[Dataset records on visual material]
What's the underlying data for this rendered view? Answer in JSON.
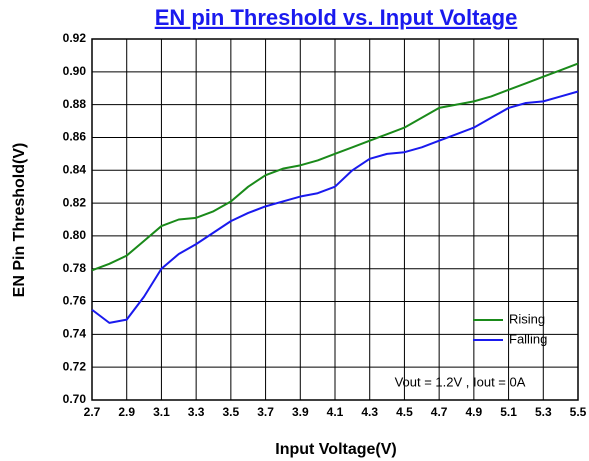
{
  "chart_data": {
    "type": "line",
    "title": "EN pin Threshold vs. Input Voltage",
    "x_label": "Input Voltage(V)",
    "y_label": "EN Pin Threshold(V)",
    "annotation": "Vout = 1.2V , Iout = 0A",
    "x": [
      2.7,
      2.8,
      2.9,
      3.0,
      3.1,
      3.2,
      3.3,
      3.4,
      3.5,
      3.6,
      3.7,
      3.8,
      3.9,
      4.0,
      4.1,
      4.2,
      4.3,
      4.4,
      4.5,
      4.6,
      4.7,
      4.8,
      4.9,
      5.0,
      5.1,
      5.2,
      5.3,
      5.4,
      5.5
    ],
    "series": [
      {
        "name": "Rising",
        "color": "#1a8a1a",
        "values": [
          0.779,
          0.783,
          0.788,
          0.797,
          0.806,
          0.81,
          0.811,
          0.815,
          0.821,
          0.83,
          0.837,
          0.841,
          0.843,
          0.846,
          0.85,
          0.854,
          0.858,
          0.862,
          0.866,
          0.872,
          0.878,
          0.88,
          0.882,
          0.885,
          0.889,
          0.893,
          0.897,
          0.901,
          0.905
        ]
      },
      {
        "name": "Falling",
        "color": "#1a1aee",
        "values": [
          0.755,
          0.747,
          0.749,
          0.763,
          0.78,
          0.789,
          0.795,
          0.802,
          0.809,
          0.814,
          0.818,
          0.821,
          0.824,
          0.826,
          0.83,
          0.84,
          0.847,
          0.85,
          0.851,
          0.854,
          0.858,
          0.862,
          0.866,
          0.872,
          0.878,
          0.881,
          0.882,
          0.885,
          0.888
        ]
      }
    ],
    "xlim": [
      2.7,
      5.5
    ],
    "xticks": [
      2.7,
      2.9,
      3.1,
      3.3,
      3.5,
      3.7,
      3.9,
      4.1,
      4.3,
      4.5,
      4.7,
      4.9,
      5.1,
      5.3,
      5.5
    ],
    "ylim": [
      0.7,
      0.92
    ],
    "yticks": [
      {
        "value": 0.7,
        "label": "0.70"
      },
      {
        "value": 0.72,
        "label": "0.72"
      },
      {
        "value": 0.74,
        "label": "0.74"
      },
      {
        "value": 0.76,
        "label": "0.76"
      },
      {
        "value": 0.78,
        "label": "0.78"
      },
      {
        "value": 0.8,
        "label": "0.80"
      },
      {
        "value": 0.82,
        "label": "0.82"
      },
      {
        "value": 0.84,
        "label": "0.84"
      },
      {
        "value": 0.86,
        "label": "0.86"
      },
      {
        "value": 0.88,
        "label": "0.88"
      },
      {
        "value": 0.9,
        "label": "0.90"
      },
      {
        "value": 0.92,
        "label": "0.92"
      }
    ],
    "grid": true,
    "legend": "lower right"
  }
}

(REQUIREMENTS) Find every line in the listing that holds the string "Threshold", then say how many there are as a bare number.

(TASK SOLUTION) 2